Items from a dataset

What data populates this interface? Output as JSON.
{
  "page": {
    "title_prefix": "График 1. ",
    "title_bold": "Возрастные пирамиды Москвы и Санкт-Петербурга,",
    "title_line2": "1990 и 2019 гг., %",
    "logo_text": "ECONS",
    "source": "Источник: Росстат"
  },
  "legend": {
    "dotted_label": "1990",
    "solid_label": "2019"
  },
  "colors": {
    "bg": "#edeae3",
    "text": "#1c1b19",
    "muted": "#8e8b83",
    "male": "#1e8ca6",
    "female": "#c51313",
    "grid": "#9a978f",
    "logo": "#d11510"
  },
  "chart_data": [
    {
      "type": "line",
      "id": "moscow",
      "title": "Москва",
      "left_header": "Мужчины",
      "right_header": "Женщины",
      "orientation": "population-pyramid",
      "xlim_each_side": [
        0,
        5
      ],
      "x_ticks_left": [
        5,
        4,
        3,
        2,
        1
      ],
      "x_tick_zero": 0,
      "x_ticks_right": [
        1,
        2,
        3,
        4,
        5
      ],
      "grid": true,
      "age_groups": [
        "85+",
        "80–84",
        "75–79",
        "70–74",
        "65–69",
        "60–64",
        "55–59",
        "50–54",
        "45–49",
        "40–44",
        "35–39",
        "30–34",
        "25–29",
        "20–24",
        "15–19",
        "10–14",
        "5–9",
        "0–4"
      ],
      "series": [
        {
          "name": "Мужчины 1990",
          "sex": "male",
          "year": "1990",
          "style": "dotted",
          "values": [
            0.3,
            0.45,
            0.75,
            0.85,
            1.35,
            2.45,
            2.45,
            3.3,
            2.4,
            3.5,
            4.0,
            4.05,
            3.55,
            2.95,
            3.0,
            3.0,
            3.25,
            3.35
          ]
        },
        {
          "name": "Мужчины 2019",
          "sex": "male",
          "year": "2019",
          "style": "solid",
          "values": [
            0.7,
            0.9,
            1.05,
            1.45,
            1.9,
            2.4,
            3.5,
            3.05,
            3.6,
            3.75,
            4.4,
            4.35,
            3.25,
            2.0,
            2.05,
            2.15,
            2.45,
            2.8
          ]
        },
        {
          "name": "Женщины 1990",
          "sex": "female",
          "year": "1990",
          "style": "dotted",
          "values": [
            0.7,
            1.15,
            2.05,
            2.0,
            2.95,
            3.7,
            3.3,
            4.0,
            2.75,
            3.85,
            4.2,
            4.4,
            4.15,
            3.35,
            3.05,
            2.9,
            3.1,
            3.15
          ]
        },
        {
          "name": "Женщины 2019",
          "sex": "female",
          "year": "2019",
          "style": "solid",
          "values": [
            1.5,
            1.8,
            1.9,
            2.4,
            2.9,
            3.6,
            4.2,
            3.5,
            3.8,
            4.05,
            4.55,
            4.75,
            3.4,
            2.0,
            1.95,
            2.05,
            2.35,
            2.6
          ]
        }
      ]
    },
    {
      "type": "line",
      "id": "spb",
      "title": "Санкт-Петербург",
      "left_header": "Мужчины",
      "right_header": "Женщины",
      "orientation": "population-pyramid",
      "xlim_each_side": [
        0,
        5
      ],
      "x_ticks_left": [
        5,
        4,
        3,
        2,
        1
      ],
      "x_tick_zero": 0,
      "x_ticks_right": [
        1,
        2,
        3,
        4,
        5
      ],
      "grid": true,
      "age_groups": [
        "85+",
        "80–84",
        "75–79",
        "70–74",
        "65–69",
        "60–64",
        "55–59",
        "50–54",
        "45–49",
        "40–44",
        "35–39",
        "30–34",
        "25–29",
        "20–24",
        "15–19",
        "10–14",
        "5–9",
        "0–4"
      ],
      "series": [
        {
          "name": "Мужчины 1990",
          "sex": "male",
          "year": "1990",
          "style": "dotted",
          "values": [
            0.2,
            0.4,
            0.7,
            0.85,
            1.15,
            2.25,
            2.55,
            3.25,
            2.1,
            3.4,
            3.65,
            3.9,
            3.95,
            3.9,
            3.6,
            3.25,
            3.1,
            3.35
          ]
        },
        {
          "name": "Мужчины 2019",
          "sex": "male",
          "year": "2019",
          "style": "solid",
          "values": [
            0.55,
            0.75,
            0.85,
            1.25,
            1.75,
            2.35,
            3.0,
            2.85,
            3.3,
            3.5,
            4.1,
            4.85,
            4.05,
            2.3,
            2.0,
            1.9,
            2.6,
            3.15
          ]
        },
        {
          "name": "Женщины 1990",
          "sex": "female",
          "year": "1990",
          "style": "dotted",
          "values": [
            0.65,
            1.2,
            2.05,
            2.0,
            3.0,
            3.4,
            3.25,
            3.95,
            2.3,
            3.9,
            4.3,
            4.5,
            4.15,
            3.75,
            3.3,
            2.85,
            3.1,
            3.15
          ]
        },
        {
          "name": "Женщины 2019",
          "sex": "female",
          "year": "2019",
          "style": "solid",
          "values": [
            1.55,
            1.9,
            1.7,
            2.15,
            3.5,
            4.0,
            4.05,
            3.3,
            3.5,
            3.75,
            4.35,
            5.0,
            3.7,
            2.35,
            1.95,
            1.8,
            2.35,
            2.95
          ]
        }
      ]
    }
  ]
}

Instructions to follow – Write out every record verbatim.

Solution to this exercise –
What data populates this interface? Output as JSON.
{
  "page": {
    "title_prefix": "График 1. ",
    "title_bold": "Возрастные пирамиды Москвы и Санкт-Петербурга,",
    "title_line2": "1990 и 2019 гг., %",
    "logo_text": "ECONS",
    "source": "Источник: Росстат"
  },
  "legend": {
    "dotted_label": "1990",
    "solid_label": "2019"
  },
  "colors": {
    "bg": "#edeae3",
    "text": "#1c1b19",
    "muted": "#8e8b83",
    "male": "#1e8ca6",
    "female": "#c51313",
    "grid": "#9a978f",
    "logo": "#d11510"
  },
  "chart_data": [
    {
      "type": "line",
      "id": "moscow",
      "title": "Москва",
      "left_header": "Мужчины",
      "right_header": "Женщины",
      "orientation": "population-pyramid",
      "xlim_each_side": [
        0,
        5
      ],
      "x_ticks_left": [
        5,
        4,
        3,
        2,
        1
      ],
      "x_tick_zero": 0,
      "x_ticks_right": [
        1,
        2,
        3,
        4,
        5
      ],
      "grid": true,
      "age_groups": [
        "85+",
        "80–84",
        "75–79",
        "70–74",
        "65–69",
        "60–64",
        "55–59",
        "50–54",
        "45–49",
        "40–44",
        "35–39",
        "30–34",
        "25–29",
        "20–24",
        "15–19",
        "10–14",
        "5–9",
        "0–4"
      ],
      "series": [
        {
          "name": "Мужчины 1990",
          "sex": "male",
          "year": "1990",
          "style": "dotted",
          "values": [
            0.3,
            0.45,
            0.75,
            0.85,
            1.35,
            2.45,
            2.45,
            3.3,
            2.4,
            3.5,
            4.0,
            4.05,
            3.55,
            2.95,
            3.0,
            3.0,
            3.25,
            3.35
          ]
        },
        {
          "name": "Мужчины 2019",
          "sex": "male",
          "year": "2019",
          "style": "solid",
          "values": [
            0.7,
            0.9,
            1.05,
            1.45,
            1.9,
            2.4,
            3.5,
            3.05,
            3.6,
            3.75,
            4.4,
            4.35,
            3.25,
            2.0,
            2.05,
            2.15,
            2.45,
            2.8
          ]
        },
        {
          "name": "Женщины 1990",
          "sex": "female",
          "year": "1990",
          "style": "dotted",
          "values": [
            0.7,
            1.15,
            2.05,
            2.0,
            2.95,
            3.7,
            3.3,
            4.0,
            2.75,
            3.85,
            4.2,
            4.4,
            4.15,
            3.35,
            3.05,
            2.9,
            3.1,
            3.15
          ]
        },
        {
          "name": "Женщины 2019",
          "sex": "female",
          "year": "2019",
          "style": "solid",
          "values": [
            1.5,
            1.8,
            1.9,
            2.4,
            2.9,
            3.6,
            4.2,
            3.5,
            3.8,
            4.05,
            4.55,
            4.75,
            3.4,
            2.0,
            1.95,
            2.05,
            2.35,
            2.6
          ]
        }
      ]
    },
    {
      "type": "line",
      "id": "spb",
      "title": "Санкт-Петербург",
      "left_header": "Мужчины",
      "right_header": "Женщины",
      "orientation": "population-pyramid",
      "xlim_each_side": [
        0,
        5
      ],
      "x_ticks_left": [
        5,
        4,
        3,
        2,
        1
      ],
      "x_tick_zero": 0,
      "x_ticks_right": [
        1,
        2,
        3,
        4,
        5
      ],
      "grid": true,
      "age_groups": [
        "85+",
        "80–84",
        "75–79",
        "70–74",
        "65–69",
        "60–64",
        "55–59",
        "50–54",
        "45–49",
        "40–44",
        "35–39",
        "30–34",
        "25–29",
        "20–24",
        "15–19",
        "10–14",
        "5–9",
        "0–4"
      ],
      "series": [
        {
          "name": "Мужчины 1990",
          "sex": "male",
          "year": "1990",
          "style": "dotted",
          "values": [
            0.2,
            0.4,
            0.7,
            0.85,
            1.15,
            2.25,
            2.55,
            3.25,
            2.1,
            3.4,
            3.65,
            3.9,
            3.95,
            3.9,
            3.6,
            3.25,
            3.1,
            3.35
          ]
        },
        {
          "name": "Мужчины 2019",
          "sex": "male",
          "year": "2019",
          "style": "solid",
          "values": [
            0.55,
            0.75,
            0.85,
            1.25,
            1.75,
            2.35,
            3.0,
            2.85,
            3.3,
            3.5,
            4.1,
            4.85,
            4.05,
            2.3,
            2.0,
            1.9,
            2.6,
            3.15
          ]
        },
        {
          "name": "Женщины 1990",
          "sex": "female",
          "year": "1990",
          "style": "dotted",
          "values": [
            0.65,
            1.2,
            2.05,
            2.0,
            3.0,
            3.4,
            3.25,
            3.95,
            2.3,
            3.9,
            4.3,
            4.5,
            4.15,
            3.75,
            3.3,
            2.85,
            3.1,
            3.15
          ]
        },
        {
          "name": "Женщины 2019",
          "sex": "female",
          "year": "2019",
          "style": "solid",
          "values": [
            1.55,
            1.9,
            1.7,
            2.15,
            3.5,
            4.0,
            4.05,
            3.3,
            3.5,
            3.75,
            4.35,
            5.0,
            3.7,
            2.35,
            1.95,
            1.8,
            2.35,
            2.95
          ]
        }
      ]
    }
  ]
}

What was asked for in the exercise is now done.